**PROVIDED ENTRIES**

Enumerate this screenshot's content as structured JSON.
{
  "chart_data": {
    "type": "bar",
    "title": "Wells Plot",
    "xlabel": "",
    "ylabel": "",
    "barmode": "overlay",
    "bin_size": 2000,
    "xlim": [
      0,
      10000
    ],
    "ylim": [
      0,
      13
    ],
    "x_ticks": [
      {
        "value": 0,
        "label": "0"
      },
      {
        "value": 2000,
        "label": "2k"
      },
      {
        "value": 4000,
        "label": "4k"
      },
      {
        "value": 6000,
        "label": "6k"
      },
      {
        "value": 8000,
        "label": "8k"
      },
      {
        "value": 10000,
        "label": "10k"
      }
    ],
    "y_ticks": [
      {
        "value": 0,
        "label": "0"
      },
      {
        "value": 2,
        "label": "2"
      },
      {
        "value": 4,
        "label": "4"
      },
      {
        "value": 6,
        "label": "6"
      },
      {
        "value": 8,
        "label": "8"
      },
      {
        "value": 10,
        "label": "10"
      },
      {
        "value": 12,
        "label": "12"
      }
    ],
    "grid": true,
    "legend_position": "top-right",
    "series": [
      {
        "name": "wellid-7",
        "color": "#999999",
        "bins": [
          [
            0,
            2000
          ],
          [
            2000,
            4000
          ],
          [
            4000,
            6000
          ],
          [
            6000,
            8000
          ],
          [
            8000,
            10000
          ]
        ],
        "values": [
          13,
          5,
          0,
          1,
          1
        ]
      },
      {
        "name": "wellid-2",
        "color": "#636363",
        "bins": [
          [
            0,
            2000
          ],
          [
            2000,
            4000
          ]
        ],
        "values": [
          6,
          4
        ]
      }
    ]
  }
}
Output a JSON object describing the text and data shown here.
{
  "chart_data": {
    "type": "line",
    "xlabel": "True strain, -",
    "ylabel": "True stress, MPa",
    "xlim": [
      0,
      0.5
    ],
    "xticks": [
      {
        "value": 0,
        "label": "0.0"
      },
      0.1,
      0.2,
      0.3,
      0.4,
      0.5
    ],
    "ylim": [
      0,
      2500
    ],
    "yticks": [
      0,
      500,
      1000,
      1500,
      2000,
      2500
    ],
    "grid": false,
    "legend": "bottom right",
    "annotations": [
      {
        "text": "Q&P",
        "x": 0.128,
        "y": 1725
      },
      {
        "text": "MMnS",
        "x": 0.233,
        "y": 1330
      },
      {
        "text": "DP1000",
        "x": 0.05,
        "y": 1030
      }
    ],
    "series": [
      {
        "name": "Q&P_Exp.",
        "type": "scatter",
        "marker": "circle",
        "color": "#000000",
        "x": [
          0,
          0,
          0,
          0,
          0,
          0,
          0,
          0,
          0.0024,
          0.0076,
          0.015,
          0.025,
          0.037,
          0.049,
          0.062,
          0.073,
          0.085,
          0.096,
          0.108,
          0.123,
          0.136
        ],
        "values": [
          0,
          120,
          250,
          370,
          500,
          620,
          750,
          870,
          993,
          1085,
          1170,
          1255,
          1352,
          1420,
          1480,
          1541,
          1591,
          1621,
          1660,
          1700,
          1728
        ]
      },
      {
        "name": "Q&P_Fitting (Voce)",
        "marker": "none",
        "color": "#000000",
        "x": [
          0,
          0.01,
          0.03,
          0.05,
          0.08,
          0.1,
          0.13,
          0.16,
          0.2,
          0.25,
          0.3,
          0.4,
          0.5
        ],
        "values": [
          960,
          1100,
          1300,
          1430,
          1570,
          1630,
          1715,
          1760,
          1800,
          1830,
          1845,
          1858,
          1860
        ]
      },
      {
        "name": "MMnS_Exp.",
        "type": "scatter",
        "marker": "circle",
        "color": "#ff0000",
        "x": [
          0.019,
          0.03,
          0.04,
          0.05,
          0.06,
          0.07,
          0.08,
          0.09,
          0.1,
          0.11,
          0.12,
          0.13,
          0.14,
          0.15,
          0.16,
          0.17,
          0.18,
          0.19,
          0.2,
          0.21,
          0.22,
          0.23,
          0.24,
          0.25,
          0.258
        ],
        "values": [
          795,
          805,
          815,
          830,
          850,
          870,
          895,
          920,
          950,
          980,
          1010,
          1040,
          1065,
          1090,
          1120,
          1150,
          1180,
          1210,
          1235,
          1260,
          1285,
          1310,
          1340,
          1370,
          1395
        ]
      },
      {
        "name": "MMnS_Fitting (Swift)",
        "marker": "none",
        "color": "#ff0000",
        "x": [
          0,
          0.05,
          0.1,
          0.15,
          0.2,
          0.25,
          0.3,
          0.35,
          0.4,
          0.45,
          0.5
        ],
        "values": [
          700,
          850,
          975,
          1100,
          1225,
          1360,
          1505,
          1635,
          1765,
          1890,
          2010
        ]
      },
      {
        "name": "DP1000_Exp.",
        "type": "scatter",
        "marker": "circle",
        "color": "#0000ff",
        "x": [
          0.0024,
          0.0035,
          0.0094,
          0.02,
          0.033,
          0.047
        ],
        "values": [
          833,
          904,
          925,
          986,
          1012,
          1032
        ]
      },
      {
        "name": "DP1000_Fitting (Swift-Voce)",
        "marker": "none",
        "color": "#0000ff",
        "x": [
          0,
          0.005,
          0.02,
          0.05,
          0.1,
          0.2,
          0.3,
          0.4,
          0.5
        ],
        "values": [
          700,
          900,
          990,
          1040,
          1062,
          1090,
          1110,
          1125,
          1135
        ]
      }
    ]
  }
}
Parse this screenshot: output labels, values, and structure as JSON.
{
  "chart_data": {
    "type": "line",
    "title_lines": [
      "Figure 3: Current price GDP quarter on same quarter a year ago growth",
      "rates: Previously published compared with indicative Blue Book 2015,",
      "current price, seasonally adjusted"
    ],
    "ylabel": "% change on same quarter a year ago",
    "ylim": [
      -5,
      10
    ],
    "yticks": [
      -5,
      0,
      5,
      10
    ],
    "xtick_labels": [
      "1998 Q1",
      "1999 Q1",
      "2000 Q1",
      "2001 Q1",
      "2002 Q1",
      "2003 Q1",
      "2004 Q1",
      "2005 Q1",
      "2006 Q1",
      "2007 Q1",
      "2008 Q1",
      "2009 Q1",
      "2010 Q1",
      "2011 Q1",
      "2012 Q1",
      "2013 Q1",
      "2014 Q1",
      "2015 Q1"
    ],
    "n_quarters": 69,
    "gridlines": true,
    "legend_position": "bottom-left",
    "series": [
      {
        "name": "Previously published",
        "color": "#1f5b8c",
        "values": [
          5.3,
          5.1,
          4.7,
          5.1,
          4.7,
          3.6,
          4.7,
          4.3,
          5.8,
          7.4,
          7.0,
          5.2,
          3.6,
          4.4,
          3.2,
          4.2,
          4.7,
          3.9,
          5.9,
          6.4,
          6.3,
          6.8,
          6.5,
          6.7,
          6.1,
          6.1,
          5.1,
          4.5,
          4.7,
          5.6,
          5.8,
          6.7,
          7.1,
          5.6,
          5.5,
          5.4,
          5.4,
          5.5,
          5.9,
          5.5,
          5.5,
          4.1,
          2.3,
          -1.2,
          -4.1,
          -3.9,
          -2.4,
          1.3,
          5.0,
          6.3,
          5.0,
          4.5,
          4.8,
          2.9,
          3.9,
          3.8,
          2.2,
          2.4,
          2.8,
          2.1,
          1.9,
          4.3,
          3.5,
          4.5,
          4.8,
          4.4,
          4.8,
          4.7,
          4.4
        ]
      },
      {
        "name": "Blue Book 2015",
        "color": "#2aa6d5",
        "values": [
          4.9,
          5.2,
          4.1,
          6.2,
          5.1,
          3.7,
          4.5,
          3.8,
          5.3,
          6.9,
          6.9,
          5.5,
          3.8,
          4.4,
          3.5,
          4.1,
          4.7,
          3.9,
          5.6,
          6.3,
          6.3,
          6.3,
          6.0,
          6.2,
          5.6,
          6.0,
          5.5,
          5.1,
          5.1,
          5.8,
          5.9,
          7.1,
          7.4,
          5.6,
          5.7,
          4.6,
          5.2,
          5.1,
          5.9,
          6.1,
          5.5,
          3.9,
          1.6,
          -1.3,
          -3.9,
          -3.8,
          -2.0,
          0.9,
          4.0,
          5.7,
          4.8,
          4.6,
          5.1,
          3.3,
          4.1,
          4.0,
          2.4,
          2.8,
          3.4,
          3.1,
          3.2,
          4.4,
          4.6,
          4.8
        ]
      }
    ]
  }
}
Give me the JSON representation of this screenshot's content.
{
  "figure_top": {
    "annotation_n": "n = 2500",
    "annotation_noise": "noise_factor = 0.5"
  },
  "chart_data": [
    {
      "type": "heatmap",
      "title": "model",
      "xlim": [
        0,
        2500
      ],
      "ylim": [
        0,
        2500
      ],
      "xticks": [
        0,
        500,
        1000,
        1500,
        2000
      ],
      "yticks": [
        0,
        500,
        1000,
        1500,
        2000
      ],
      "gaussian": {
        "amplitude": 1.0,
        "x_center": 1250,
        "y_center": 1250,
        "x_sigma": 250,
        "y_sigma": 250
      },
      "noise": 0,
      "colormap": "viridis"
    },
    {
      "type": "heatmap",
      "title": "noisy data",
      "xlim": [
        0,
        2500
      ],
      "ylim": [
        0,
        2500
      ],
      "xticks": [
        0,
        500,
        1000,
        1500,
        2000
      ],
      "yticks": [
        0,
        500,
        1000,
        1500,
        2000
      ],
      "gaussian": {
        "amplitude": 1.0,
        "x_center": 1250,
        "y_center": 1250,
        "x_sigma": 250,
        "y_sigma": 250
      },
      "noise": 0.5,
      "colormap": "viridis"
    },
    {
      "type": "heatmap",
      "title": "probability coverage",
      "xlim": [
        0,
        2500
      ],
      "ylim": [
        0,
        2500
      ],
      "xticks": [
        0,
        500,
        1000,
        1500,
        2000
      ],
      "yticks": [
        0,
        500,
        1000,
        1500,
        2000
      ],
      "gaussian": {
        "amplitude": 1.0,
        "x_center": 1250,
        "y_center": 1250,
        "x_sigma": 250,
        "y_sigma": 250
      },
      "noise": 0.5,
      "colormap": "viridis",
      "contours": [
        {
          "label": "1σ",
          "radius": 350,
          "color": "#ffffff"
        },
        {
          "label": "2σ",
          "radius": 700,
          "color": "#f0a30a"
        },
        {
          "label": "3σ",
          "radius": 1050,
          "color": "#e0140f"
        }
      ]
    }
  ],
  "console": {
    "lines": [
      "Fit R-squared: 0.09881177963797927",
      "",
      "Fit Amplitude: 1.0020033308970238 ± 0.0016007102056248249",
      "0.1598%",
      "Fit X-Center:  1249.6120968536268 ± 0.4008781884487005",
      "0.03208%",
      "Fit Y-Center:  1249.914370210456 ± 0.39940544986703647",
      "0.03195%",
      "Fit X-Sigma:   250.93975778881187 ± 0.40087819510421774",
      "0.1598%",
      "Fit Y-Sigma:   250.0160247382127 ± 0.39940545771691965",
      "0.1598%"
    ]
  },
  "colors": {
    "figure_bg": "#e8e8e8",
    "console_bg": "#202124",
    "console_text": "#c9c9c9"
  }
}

**WHAT YOU HAVE TO DO**
State how many lines of the records above contain the word "right", and give only that number.

**ANSWER FOR THIS EXERCISE**
2